Alexander Zverev es un tenista alemán de los mejores del mundo. Tras caer eliminado en el torneo de Wimbledon no pudo contener su temperamento comedido, y su carácter taciturno y tímido. En la rueda de prensa que siguió a su inesperada derrota, se abrió como en una terapia de grupo. “Me siento muy solo en la pista”. “Me siento solo en la vida en general y no es agradable. Me cuesta encontrar la alegría fuera de la pista y me siento muy, pero que muy solo. Mi problema no es el tenis, sino encontrar algo dentro de mí”. “Nunca me había sentido tan vacío como ahora”. “He perdido la alegría en todo lo que hago. Ni siquiera cuando gano siento esa felicidad y el ánimo por seguir. Me voy a dormir sin motivación por levantarme al día siguiente”
Era necesaria esta extensa confesión de Zverev para que el lector comprendiera cuánto dolor hay en esas palabras. En las palabras de un joven educado, sano y fuerte, prisionero de una realidad que le angustia y le persigue, le oprime le amenaza y le roba su alegría de vivir. Petrificado por una Gorgona que ha paralizado su humanidad. Quien debiera estar lleno de paz consigo mismo solo siente soledad y vacío, y una falta de motivación para iniciar la rutina de cada día. Porque lo ha dado todo, porque generosamente se ha entregado a la tarea de vivir dignamente.
Y la soledad de un joven como Zverev es el nuevo paradigma de la sociabilidad: un grito de auxilio de alguien, que, como replican algunos, lo tiene todo: juventud, dinero y fama. Pero está solo, en el centro de un mundo que le aclama, rodeado de gentes sin rostro o de rostros sin palabras y especialmente sin sentimientos sin ternura, sin amor, sin complicidad, sin compañía, sin coincidencia. El vacío es aquello que no se ve. Es la consecuencia de una entrega a los demás sin contrapartida. Te entregas y nada recibes a cambio aunque nunca lo reclames. ¿Dónde se encuentran los otros? La pista se vacía de repente. Después del aplauso vuelve la monotonía: un hotel impersonal, un taxista anónimo, un entrenador autómata. El hombre social necesita un intercambio, un afecto. No sufrir compañía era el lema de los místicos españoles del Siglo de Oro. Porque para llegar al conocimiento de uno mismo basta con el silencio y el retiro del mundo. Pero ese vacío no es al que se refería el joven tenista.
La novedad que se asoma tras sus palabras es que quien las pronuncia es un joven en una sociedad de ideales etéreos. Un joven perdido entre la multitud fraccionada en muchos egos. Sin embargo, el hombre solitario dista mucho de estar solo y de estar vacío. Alguien me apunta que hay quien teme la soledad y hay quien la busca, tan distinta según las personas. Zverev y tantos otros como él están entre los primeros. En todo caso, como una amante inoportuna se presenta cuando no la esperas.

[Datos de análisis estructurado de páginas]
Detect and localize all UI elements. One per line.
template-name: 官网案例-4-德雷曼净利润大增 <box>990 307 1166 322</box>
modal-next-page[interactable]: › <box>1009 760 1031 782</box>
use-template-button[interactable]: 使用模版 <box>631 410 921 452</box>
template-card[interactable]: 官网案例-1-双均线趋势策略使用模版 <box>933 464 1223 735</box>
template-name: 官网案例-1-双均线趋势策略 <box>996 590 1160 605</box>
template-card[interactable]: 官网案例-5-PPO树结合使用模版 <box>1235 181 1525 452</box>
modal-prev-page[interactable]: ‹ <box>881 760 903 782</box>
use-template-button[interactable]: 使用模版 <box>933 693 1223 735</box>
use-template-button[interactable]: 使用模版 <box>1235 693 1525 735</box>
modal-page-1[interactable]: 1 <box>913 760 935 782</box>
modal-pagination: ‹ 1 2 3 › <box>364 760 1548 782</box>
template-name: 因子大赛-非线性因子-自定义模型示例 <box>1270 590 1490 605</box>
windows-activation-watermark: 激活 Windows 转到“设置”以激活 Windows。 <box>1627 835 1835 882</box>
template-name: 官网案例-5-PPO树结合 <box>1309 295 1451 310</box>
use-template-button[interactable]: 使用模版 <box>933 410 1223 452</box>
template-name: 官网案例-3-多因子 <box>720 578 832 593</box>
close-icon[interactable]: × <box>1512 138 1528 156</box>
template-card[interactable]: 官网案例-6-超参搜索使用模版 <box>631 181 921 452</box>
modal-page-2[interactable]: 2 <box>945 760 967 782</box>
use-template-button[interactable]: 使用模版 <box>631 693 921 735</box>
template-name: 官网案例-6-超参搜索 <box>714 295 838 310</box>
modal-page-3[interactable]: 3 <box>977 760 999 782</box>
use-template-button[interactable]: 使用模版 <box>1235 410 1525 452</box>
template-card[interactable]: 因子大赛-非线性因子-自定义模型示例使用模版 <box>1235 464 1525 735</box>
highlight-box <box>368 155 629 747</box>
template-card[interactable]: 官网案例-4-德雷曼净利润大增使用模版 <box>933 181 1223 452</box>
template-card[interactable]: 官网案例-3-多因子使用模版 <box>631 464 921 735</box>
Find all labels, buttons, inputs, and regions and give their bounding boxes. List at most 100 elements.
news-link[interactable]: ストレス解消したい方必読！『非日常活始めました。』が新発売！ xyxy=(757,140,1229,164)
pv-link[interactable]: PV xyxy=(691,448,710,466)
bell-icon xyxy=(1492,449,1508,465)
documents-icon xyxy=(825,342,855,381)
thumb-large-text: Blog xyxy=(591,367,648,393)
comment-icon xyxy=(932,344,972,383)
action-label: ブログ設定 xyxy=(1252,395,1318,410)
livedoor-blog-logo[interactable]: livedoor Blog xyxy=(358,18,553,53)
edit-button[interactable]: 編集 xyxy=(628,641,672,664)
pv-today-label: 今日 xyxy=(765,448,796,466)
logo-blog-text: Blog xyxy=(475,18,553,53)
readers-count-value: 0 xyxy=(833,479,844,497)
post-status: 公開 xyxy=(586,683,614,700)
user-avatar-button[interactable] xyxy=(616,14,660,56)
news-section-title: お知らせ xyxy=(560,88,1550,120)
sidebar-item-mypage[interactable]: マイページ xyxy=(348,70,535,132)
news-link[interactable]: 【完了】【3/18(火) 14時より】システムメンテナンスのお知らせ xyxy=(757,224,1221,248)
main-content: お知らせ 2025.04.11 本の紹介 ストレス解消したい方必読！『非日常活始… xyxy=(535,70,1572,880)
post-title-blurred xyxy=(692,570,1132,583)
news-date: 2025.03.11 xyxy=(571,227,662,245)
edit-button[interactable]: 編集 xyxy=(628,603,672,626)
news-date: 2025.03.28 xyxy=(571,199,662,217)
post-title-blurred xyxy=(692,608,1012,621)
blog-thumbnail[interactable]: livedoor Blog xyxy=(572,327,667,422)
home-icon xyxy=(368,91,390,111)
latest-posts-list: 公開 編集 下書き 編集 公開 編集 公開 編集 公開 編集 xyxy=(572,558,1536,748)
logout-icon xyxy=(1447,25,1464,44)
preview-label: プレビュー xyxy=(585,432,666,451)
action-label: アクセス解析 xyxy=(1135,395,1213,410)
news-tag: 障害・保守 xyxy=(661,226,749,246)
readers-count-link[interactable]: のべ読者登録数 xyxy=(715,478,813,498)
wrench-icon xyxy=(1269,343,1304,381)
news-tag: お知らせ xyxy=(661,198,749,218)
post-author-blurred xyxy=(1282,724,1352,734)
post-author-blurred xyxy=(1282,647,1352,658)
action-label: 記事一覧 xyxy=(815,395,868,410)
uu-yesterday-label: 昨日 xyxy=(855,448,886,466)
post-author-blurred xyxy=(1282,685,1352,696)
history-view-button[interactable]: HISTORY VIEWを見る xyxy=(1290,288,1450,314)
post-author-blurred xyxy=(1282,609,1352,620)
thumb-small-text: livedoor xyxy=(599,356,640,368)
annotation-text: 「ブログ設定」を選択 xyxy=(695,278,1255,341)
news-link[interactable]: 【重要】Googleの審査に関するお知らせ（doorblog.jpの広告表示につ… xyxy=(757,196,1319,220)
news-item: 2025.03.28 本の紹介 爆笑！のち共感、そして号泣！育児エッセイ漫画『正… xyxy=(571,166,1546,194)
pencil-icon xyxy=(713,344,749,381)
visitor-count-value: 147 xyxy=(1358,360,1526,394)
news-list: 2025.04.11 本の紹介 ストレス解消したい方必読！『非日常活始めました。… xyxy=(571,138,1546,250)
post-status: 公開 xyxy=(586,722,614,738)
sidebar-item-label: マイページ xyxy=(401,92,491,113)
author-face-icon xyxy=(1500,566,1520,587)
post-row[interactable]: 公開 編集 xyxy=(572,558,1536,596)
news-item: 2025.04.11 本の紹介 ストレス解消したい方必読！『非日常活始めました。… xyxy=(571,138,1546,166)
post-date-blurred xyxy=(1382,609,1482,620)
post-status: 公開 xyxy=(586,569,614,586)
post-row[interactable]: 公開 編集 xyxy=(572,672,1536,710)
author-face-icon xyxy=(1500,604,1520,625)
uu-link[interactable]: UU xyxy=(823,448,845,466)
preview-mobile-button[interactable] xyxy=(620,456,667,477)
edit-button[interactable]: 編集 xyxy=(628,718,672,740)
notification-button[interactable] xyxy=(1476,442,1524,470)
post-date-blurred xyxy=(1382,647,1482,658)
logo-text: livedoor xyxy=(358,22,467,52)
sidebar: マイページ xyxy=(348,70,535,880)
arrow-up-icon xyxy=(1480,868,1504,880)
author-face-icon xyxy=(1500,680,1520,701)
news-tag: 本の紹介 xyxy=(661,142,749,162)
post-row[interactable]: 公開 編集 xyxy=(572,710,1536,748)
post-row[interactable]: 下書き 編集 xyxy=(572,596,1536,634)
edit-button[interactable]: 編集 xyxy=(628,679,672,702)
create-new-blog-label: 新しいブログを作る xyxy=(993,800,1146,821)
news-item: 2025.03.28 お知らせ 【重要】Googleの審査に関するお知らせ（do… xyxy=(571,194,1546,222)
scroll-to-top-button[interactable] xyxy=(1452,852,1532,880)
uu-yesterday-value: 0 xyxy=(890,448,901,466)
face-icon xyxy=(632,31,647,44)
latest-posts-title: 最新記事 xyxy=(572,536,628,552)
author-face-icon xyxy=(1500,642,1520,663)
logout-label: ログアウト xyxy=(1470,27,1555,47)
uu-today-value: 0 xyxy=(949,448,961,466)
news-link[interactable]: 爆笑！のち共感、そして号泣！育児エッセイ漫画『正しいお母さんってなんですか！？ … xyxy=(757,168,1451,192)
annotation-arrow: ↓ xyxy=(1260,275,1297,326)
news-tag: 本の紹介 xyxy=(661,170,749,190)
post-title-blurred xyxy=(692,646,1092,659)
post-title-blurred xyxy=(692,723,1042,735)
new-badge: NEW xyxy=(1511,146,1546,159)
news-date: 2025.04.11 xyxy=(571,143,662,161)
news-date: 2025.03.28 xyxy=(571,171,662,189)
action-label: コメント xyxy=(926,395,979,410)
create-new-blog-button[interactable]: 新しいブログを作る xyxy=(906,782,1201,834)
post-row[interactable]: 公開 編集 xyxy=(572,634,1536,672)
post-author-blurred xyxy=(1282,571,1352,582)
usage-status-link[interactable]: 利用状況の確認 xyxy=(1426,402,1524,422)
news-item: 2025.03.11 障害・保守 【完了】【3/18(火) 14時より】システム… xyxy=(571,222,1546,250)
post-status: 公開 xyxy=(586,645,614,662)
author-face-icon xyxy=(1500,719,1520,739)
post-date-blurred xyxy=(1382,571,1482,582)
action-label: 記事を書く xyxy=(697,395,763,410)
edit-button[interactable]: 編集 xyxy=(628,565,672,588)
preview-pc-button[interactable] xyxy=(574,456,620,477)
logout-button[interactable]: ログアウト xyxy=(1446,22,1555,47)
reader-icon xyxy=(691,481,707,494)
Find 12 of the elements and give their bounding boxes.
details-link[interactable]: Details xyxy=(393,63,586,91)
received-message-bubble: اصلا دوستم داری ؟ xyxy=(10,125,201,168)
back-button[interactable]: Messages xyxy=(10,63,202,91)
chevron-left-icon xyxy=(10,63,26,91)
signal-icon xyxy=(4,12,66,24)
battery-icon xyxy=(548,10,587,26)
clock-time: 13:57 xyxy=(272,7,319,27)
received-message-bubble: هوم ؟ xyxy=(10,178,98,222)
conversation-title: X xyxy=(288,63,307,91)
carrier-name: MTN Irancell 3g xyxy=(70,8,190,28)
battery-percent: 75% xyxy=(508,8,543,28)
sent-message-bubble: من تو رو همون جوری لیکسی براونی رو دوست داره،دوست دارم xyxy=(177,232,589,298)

▸ **La tarea**
Transcribe palabra por palabra el pasaje del texto sobre la soledad de Zverev que va desde "Era necesaria esta" hasta "de vivir dignamente.", ambos incluidos.

▸ **Ejercicio resuelto**
Era necesaria esta extensa confesión de Zverev para que el lector comprendiera cuánto dolor hay en esas palabras. En las palabras de un joven educado, sano y fuerte, prisionero de una realidad que le angustia y le persigue, le oprime le amenaza y le roba su alegría de vivir. Petrificado por una Gorgona que ha paralizado su humanidad. Quien debiera estar lleno de paz consigo mismo solo siente soledad y vacío, y una falta de motivación para iniciar la rutina de cada día. Porque lo ha dado todo, porque generosamente se ha entregado a la tarea de vivir dignamente.